**ПОСТАВЛЕННАЯ ЗАДАЧА A**
Выведите дословно часть отрывка: начиная со слов «Премного извиняюсь, но» и до слов «угрожающий его безопасности.» включительно.

**ОТРЫВОК**

Уважаемый разносчик молока,

До дальнейшего уведомления мне будет нужна только одна пинта молока в день. Дело не в том, что я убила мужа, — он жив и здоров, но на неделю уехал в Амстердам. Он заверил меня, что не намерен заниматься контрабандой алмазов. Будьте добры, в субботу оставьте пинту сливок, у нас небольшое торжество (но мы не встречаем приятеля из тюрьмы). Кроме того, в следующую среду мне понадобится дюжина яиц.

Сью.

Не станет ли он в будущем отвечать мне вот так

Уважаемая Сью,

Премного извиняюсь, но я не смогу доставить Вам дюжину яиц в среду. В Ваш район приезжает министр правительства Джон Селвин Гаммер, и, зная Ваше о нем мнение, я боюсь, что Вы поддадитесь искушению и используете вышеупомянутые яйца в качестве метательных снарядов, таким образом создав инцидент, угрожающий его безопасности.

Ваш разносчик молока.

P. S. Сегодня утром, в 530, Ваш кот мяукал на крыльце. Если подобное повторится, буду вынужден принять меры и сообщить в Общество защиты животных.

Не знаю, как вы, но я впредь, прополоскав пустые молочные бутылки, буду их тщательно протирать — чтобы уничтожить отпечатки пальцев.

По снегу

Вы скучаете по настоящему снегу — доброму, глубокому, хрусткому снегу? По такому, чтобы автомобили буксовали, дети не могли добраться до школы, а взрослые до работы? Я скучаю. В густой снегопад всем нам глубже дышится, и, конечно, это очень красиво. Сглаживаются контуры, играют краски. В это время года, когда по телевизору передают прогноз погоды, я действительно слушаю метеоролога, а не издеваюсь над его галстуками. Пусть бы он объявил, что вся страна скроется под снегом, скажем, на целый месяц, включая рождественские праздники. Знаю, это эгоизм, и на месте водителя снегоуборочной машины или старика с больными ногами я, несомненно, погрозила бы кулаком снежным тучам над головой. Но я не водитель и не пенсионер, так что прошу не обижаться на мои фантазии. По мне, так уж лучше пусть встанет весь транспорт и введут чрезвычайное положение. Мы, британцы, хоть и признаем этот факт неохотно, все же обожаем чрезвычайные положения. Еще бы: мы ведь первые стоики в мире и в глубине души счастливы, когда нас вынуждают маяться в очереди за какими-нибудь вещами первой необходимости. Есть что обсудить, по крайней мере,

кроме «Улицы Коронации» или еще одной выходки члена королевской фамилии.

Во время последнего на моей памяти приличного снегопада в Лестере родилась одна из моих внучек. Роддом находится в двух километрах от нашего дома. Дороги замело. Разумный человек выждал бы денек, пока снегоуборочные машины и контейнеры с песком укротят дорогу, но мною овладел первобытный зов, стремление увидеть и подержать на руках нового члена семьи. В поход к роддому я собиралась, словно в антарктическую экспедицию. Взяла с собой термос с чаем, еду, запасные рукавицы, носки и фонарик и отправилась в путь.

**ИСХОДНЫЕ ДАННЫЕ**
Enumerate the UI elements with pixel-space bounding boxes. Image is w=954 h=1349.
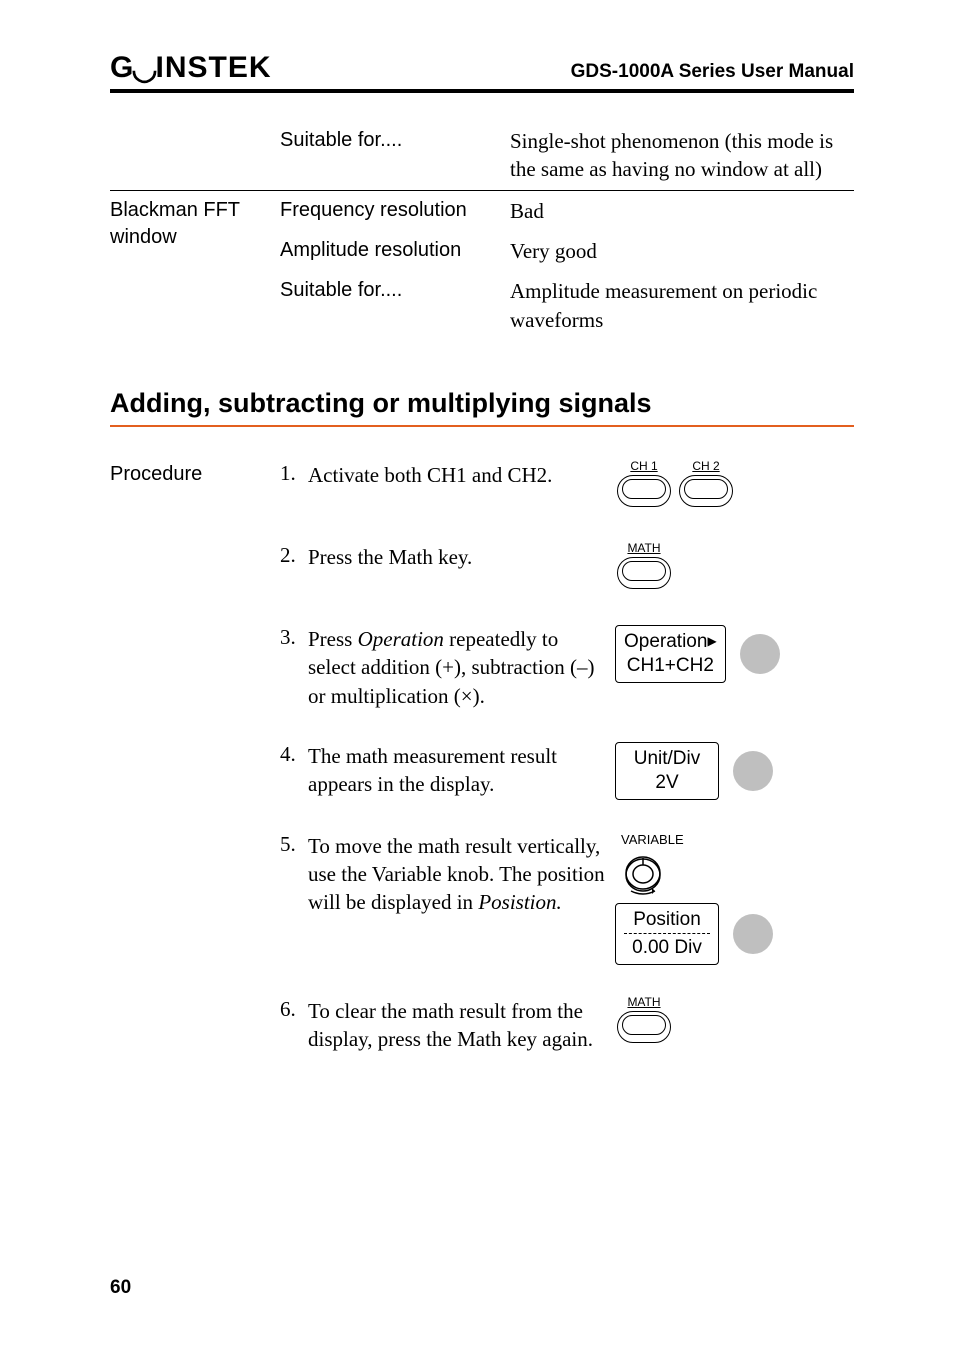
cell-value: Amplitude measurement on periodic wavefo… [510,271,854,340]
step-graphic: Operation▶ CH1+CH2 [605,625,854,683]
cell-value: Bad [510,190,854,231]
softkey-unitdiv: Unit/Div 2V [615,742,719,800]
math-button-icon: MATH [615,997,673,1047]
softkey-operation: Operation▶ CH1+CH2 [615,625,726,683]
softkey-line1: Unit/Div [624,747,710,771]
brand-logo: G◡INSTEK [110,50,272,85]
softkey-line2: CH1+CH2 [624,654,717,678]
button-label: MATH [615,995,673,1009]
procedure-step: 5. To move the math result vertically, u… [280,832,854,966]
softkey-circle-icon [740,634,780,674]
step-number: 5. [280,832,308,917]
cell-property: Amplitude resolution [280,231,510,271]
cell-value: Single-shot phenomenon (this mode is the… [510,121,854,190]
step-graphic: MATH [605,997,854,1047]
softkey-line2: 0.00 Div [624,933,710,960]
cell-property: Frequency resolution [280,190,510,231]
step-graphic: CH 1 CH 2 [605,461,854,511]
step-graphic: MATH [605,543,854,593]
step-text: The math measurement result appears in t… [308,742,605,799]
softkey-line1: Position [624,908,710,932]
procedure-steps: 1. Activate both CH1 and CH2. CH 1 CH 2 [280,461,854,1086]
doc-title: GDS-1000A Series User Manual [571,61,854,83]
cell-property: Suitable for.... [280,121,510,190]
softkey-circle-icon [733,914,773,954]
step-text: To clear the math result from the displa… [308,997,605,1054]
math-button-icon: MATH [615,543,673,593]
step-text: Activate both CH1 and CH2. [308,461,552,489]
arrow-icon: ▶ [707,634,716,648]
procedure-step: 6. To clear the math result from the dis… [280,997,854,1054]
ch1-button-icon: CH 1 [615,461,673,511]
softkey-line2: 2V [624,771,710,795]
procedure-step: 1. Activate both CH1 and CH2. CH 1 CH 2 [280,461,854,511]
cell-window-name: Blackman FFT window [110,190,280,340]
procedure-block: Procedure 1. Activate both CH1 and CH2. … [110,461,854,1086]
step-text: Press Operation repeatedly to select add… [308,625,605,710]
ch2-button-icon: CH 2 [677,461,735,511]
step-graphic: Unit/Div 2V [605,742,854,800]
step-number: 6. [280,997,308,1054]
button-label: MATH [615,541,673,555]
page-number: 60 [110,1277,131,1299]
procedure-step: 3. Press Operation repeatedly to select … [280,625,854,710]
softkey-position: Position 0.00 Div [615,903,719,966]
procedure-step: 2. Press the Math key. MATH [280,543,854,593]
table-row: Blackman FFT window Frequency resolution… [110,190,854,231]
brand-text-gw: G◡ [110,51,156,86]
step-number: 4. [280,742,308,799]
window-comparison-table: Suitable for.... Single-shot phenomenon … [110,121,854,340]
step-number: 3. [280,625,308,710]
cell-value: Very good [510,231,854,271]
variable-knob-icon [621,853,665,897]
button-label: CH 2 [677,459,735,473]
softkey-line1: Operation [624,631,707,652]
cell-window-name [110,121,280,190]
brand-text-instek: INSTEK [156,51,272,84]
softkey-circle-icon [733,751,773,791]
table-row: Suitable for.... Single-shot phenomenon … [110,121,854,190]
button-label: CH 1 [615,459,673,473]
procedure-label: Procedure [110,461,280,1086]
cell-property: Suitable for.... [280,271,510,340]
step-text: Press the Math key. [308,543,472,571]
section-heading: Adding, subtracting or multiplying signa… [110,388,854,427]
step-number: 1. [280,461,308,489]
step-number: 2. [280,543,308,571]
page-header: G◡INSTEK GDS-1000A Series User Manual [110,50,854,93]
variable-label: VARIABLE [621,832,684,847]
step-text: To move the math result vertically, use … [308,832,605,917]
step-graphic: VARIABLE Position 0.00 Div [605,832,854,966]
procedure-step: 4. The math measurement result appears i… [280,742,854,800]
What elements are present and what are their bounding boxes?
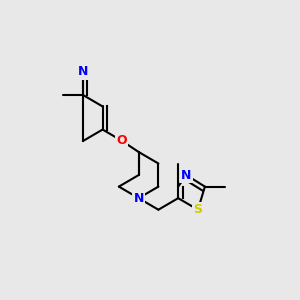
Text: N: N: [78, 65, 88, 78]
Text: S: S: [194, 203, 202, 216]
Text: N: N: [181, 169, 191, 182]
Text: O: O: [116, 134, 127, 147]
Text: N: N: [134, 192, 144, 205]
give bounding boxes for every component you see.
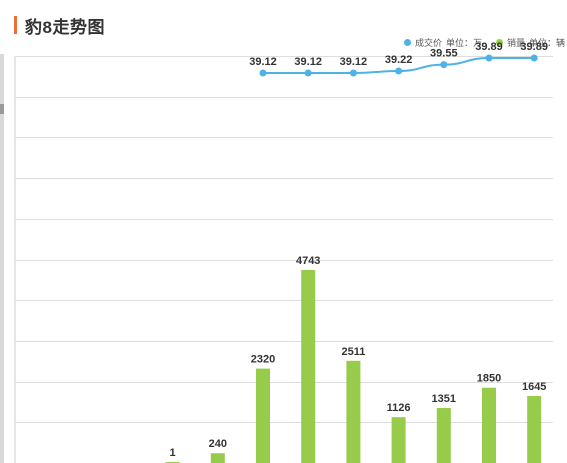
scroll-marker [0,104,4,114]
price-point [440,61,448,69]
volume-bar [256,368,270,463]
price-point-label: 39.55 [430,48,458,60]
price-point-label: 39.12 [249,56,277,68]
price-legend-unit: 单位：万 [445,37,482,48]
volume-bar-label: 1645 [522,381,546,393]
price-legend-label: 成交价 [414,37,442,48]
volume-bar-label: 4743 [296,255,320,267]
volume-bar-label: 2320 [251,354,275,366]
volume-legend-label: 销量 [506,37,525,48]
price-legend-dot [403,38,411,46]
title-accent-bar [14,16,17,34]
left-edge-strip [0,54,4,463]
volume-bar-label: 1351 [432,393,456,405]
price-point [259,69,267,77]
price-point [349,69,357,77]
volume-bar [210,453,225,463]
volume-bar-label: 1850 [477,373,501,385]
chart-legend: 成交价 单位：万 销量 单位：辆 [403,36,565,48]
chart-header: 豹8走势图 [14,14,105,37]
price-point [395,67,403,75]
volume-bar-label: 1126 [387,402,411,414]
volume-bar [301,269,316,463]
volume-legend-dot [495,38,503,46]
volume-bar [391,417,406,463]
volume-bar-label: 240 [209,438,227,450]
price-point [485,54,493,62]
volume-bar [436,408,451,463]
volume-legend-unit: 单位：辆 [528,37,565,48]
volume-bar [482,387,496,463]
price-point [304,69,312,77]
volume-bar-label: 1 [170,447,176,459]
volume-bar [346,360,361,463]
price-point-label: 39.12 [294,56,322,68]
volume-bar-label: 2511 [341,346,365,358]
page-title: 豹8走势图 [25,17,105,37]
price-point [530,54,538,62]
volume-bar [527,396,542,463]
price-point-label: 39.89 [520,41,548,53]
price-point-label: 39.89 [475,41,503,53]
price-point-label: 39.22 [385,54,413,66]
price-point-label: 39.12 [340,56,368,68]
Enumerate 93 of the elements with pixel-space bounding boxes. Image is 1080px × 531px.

**ПОСТАВЛЕННАЯ ЗАДАЧА B**
Верните без изменений только строки записей: начиная со строки, где есть «scroll-marker [0,104,4,114]», и до строки, где есть «price-point [259,69,267,77]». Обе эти строки тоже входят.

**ИТОГОВЫЙ РЕЗУЛЬТАТ A**
Премного извиняюсь, но я не смогу доставить Вам дюжину яиц в среду. В Ваш район приезжает министр правительства Джон Селвин Гаммер, и, зная Ваше о нем мнение, я боюсь, что Вы поддадитесь искушению и используете вышеупомянутые яйца в качестве метательных снарядов, таким образом создав инцидент, угрожающий его безопасности.

**ИТОГОВЫЙ РЕЗУЛЬТАТ B**
scroll-marker [0,104,4,114]
price-point [440,61,448,69]
volume-bar [256,368,270,463]
price-point-label: 39.55 [430,48,458,60]
price-point-label: 39.12 [249,56,277,68]
price-legend-unit: 单位：万 [445,37,482,48]
volume-bar-label: 1645 [522,381,546,393]
price-legend-label: 成交价 [414,37,442,48]
volume-bar-label: 4743 [296,255,320,267]
volume-bar-label: 2320 [251,354,275,366]
volume-legend-label: 销量 [506,37,525,48]
price-legend-dot [403,38,411,46]
title-accent-bar [14,16,17,34]
left-edge-strip [0,54,4,463]
volume-bar-label: 1351 [432,393,456,405]
price-point [259,69,267,77]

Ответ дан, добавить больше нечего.